• **WORK INSTRUCTIONS**: Make an exact copy of the records, omitting all images.

EXTRACTED INFORMATION: Begin

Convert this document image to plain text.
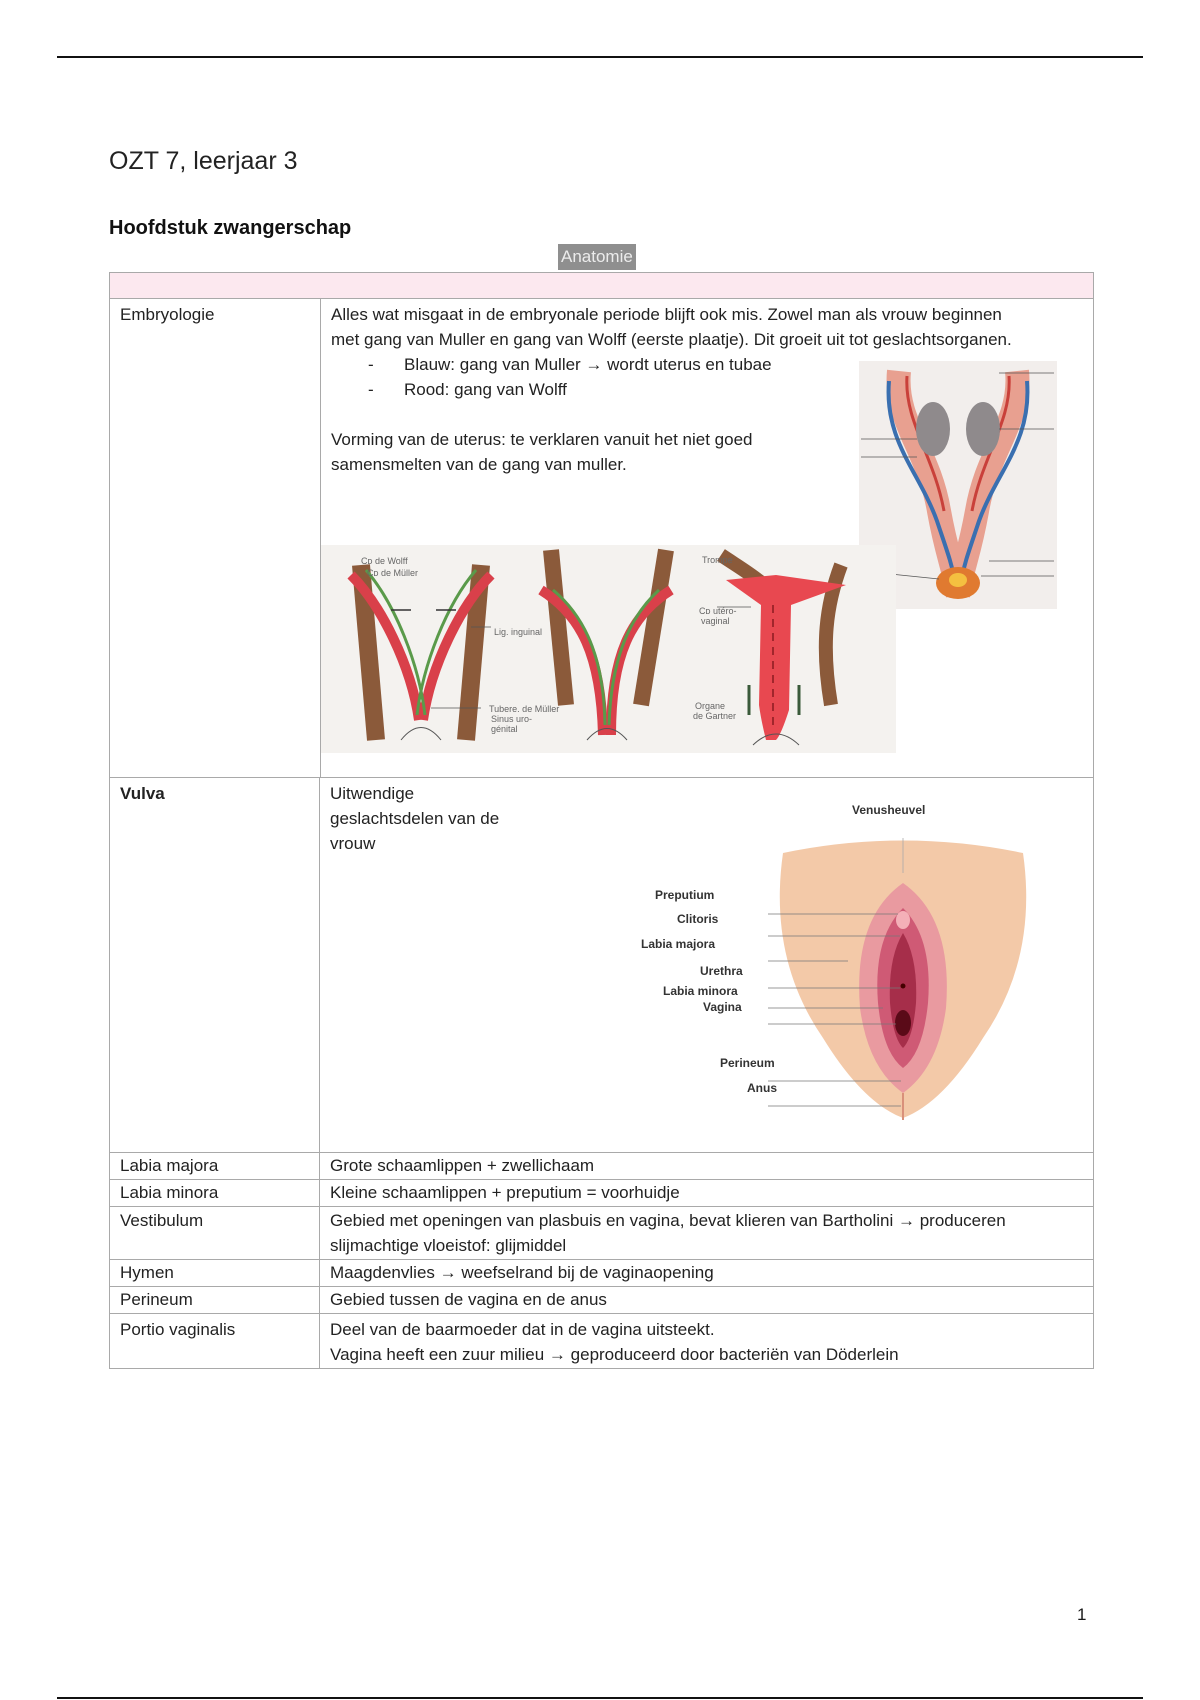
OZT 7, leerjaar 3
Hoofdstuk zwangerschap
Anatomie
Embryologie	Alles wat misgaat in de embryonale periode blijft ook mis. Zowel man als vrouw beginnen met gang van Muller en gang van Wolff (eerste plaatje). Dit groeit uit tot geslachtsorganen.
- Blauw: gang van Muller → wordt uterus en tubae
- Rood: gang van Wolff
Vorming van de uterus: te verklaren vanuit het niet goed samensmelten van de gang van muller.
Cᴅ de Wolff
Cᴅ de Müller
Lig. inguinal
Tubere. de Müller
Sinus uro-
génital
Trompe
Cᴅ utéro-
vaginal
Organe
de Gartner
Vulva	Uitwendige geslachtsdelen van de vrouw
Venusheuvel
Preputium
Clitoris
Labia majora
Urethra
Labia minora
Vagina
Perineum
Anus
Labia majora	Grote schaamlippen + zwellichaam
Labia minora	Kleine schaamlippen + preputium = voorhuidje
Vestibulum	Gebied met openingen van plasbuis en vagina, bevat klieren van Bartholini → produceren slijmachtige vloeistof: glijmiddel
Hymen	Maagdenvlies → weefselrand bij de vaginaopening
Perineum	Gebied tussen de vagina en de anus
Portio vaginalis	Deel van de baarmoeder dat in de vagina uitsteekt.
Vagina heeft een zuur milieu → geproduceerd door bacteriën van Döderlein
1
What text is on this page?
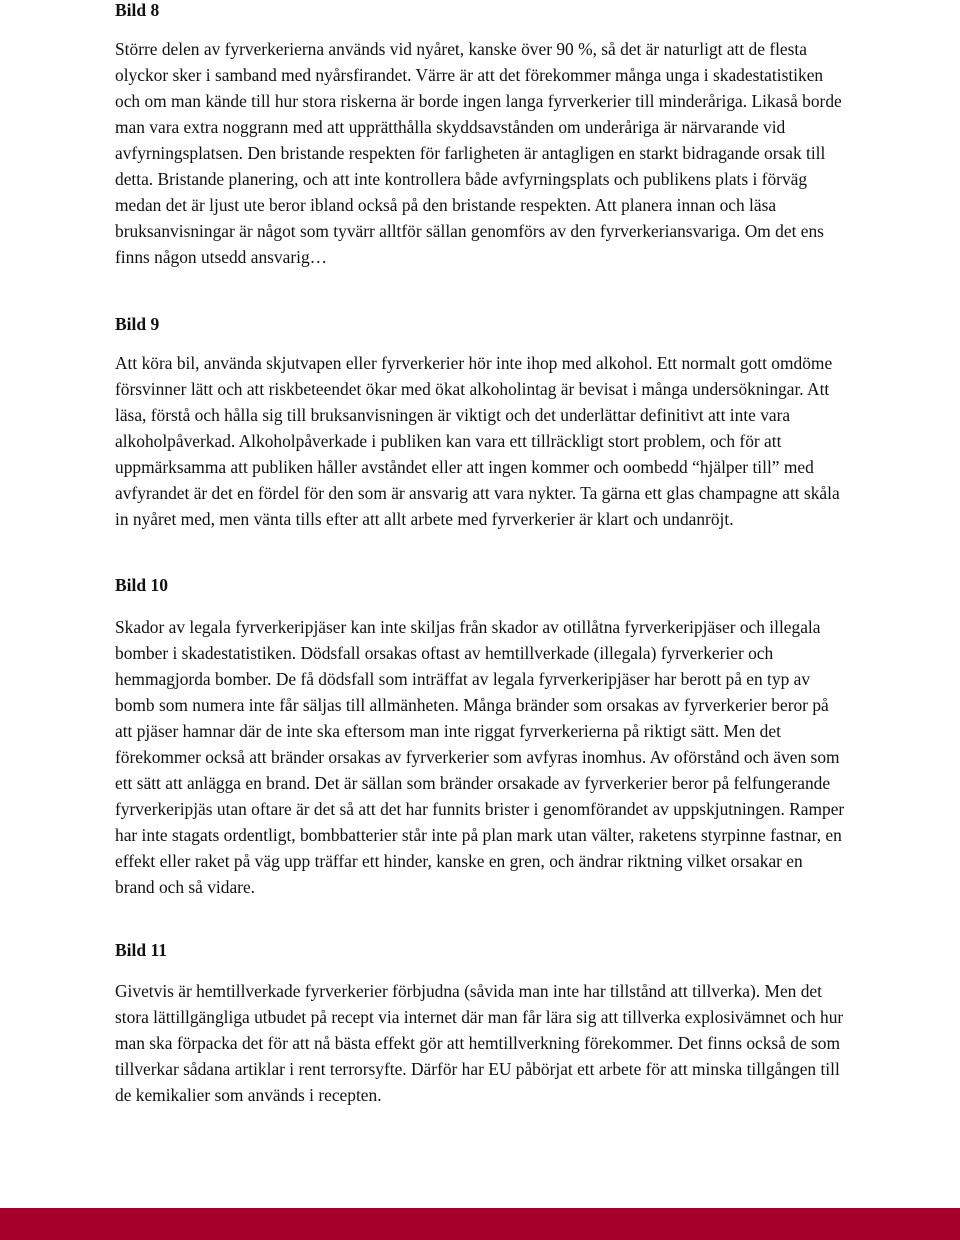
Bild 8

Större delen av fyrverkerierna används vid nyåret, kanske över 90 %, så det är naturligt att de flesta olyckor sker i samband med nyårsfirandet. Värre är att det förekommer många unga i skadestatistiken och om man kände till hur stora riskerna är borde ingen langa fyrverkerier till minderåriga. Likaså borde man vara extra noggrann med att upprätthålla skyddsavstånden om underåriga är närvarande vid avfyrningsplatsen. Den bristande respekten för farligheten är antagligen en starkt bidragande orsak till detta. Bristande planering, och att inte kontrollera både avfyrningsplats och publikens plats i förväg medan det är ljust ute beror ibland också på den bristande respekten. Att planera innan och läsa bruksanvisningar är något som tyvärr alltför sällan genomförs av den fyrverkeriansvariga. Om det ens finns någon utsedd ansvarig…

Bild 9

Att köra bil, använda skjutvapen eller fyrverkerier hör inte ihop med alkohol. Ett normalt gott omdöme försvinner lätt och att riskbeteendet ökar med ökat alkoholintag är bevisat i många undersökningar. Att läsa, förstå och hålla sig till bruksanvisningen är viktigt och det underlättar definitivt att inte vara alkoholpåverkad. Alkoholpåverkade i publiken kan vara ett tillräckligt stort problem, och för att uppmärksamma att publiken håller avståndet eller att ingen kommer och oombedd “hjälper till” med avfyrandet är det en fördel för den som är ansvarig att vara nykter. Ta gärna ett glas champagne att skåla in nyåret med, men vänta tills efter att allt arbete med fyrverkerier är klart och undanröjt.

Bild 10

Skador av legala fyrverkeripjäser kan inte skiljas från skador av otillåtna fyrverkeripjäser och illegala bomber i skadestatistiken. Dödsfall orsakas oftast av hemtillverkade (illegala) fyrverkerier och hemmagjorda bomber. De få dödsfall som inträffat av legala fyrverkeripjäser har berott på en typ av bomb som numera inte får säljas till allmänheten. Många bränder som orsakas av fyrverkerier beror på att pjäser hamnar där de inte ska eftersom man inte riggat fyrverkerierna på riktigt sätt. Men det förekommer också att bränder orsakas av fyrverkerier som avfyras inomhus. Av oförstånd och även som ett sätt att anlägga en brand. Det är sällan som bränder orsakade av fyrverkerier beror på felfungerande fyrverkeripjäs utan oftare är det så att det har funnits brister i genomförandet av uppskjutningen. Ramper har inte stagats ordentligt, bombbatterier står inte på plan mark utan välter, raketens styrpinne fastnar, en effekt eller raket på väg upp träffar ett hinder, kanske en gren, och ändrar riktning vilket orsakar en brand och så vidare.

Bild 11

Givetvis är hemtillverkade fyrverkerier förbjudna (såvida man inte har tillstånd att tillverka). Men det stora lättillgängliga utbudet på recept via internet där man får lära sig att tillverka explosivämnet och hur man ska förpacka det för att nå bästa effekt gör att hemtillverkning förekommer. Det finns också de som tillverkar sådana artiklar i rent terrorsyfte. Därför har EU påbörjat ett arbete för att minska tillgången till de kemikalier som används i recepten.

EXTRACTED INFORMATION: End

• **WRITTEN ANSWER**:
Convert this document image to plain text.
OZT 7, leerjaar 3
Hoofdstuk zwangerschap
Anatomie
Embryologie	Alles wat misgaat in de embryonale periode blijft ook mis. Zowel man als vrouw beginnen met gang van Muller en gang van Wolff (eerste plaatje). Dit groeit uit tot geslachtsorganen.
- Blauw: gang van Muller → wordt uterus en tubae
- Rood: gang van Wolff
Vorming van de uterus: te verklaren vanuit het niet goed samensmelten van de gang van muller.
Cᴅ de Wolff
Cᴅ de Müller
Lig. inguinal
Tubere. de Müller
Sinus uro-
génital
Trompe
Cᴅ utéro-
vaginal
Organe
de Gartner
Vulva	Uitwendige geslachtsdelen van de vrouw
Venusheuvel
Preputium
Clitoris
Labia majora
Urethra
Labia minora
Vagina
Perineum
Anus
Labia majora	Grote schaamlippen + zwellichaam
Labia minora	Kleine schaamlippen + preputium = voorhuidje
Vestibulum	Gebied met openingen van plasbuis en vagina, bevat klieren van Bartholini → produceren slijmachtige vloeistof: glijmiddel
Hymen	Maagdenvlies → weefselrand bij de vaginaopening
Perineum	Gebied tussen de vagina en de anus
Portio vaginalis	Deel van de baarmoeder dat in de vagina uitsteekt.
Vagina heeft een zuur milieu → geproduceerd door bacteriën van Döderlein
1
What text is on this page?
Bild 8

Större delen av fyrverkerierna används vid nyåret, kanske över 90 %, så det är naturligt att de flesta olyckor sker i samband med nyårsfirandet. Värre är att det förekommer många unga i skadestatistiken och om man kände till hur stora riskerna är borde ingen langa fyrverkerier till minderåriga. Likaså borde man vara extra noggrann med att upprätthålla skyddsavstånden om underåriga är närvarande vid avfyrningsplatsen. Den bristande respekten för farligheten är antagligen en starkt bidragande orsak till detta. Bristande planering, och att inte kontrollera både avfyrningsplats och publikens plats i förväg medan det är ljust ute beror ibland också på den bristande respekten. Att planera innan och läsa bruksanvisningar är något som tyvärr alltför sällan genomförs av den fyrverkeriansvariga. Om det ens finns någon utsedd ansvarig…

Bild 9

Att köra bil, använda skjutvapen eller fyrverkerier hör inte ihop med alkohol. Ett normalt gott omdöme försvinner lätt och att riskbeteendet ökar med ökat alkoholintag är bevisat i många undersökningar. Att läsa, förstå och hålla sig till bruksanvisningen är viktigt och det underlättar definitivt att inte vara alkoholpåverkad. Alkoholpåverkade i publiken kan vara ett tillräckligt stort problem, och för att uppmärksamma att publiken håller avståndet eller att ingen kommer och oombedd “hjälper till” med avfyrandet är det en fördel för den som är ansvarig att vara nykter. Ta gärna ett glas champagne att skåla in nyåret med, men vänta tills efter att allt arbete med fyrverkerier är klart och undanröjt.

Bild 10

Skador av legala fyrverkeripjäser kan inte skiljas från skador av otillåtna fyrverkeripjäser och illegala bomber i skadestatistiken. Dödsfall orsakas oftast av hemtillverkade (illegala) fyrverkerier och hemmagjorda bomber. De få dödsfall som inträffat av legala fyrverkeripjäser har berott på en typ av bomb som numera inte får säljas till allmänheten. Många bränder som orsakas av fyrverkerier beror på att pjäser hamnar där de inte ska eftersom man inte riggat fyrverkerierna på riktigt sätt. Men det förekommer också att bränder orsakas av fyrverkerier som avfyras inomhus. Av oförstånd och även som ett sätt att anlägga en brand. Det är sällan som bränder orsakade av fyrverkerier beror på felfungerande fyrverkeripjäs utan oftare är det så att det har funnits brister i genomförandet av uppskjutningen. Ramper har inte stagats ordentligt, bombbatterier står inte på plan mark utan välter, raketens styrpinne fastnar, en effekt eller raket på väg upp träffar ett hinder, kanske en gren, och ändrar riktning vilket orsakar en brand och så vidare.

Bild 11

Givetvis är hemtillverkade fyrverkerier förbjudna (såvida man inte har tillstånd att tillverka). Men det stora lättillgängliga utbudet på recept via internet där man får lära sig att tillverka explosivämnet och hur man ska förpacka det för att nå bästa effekt gör att hemtillverkning förekommer. Det finns också de som tillverkar sådana artiklar i rent terrorsyfte. Därför har EU påbörjat ett arbete för att minska tillgången till de kemikalier som används i recepten.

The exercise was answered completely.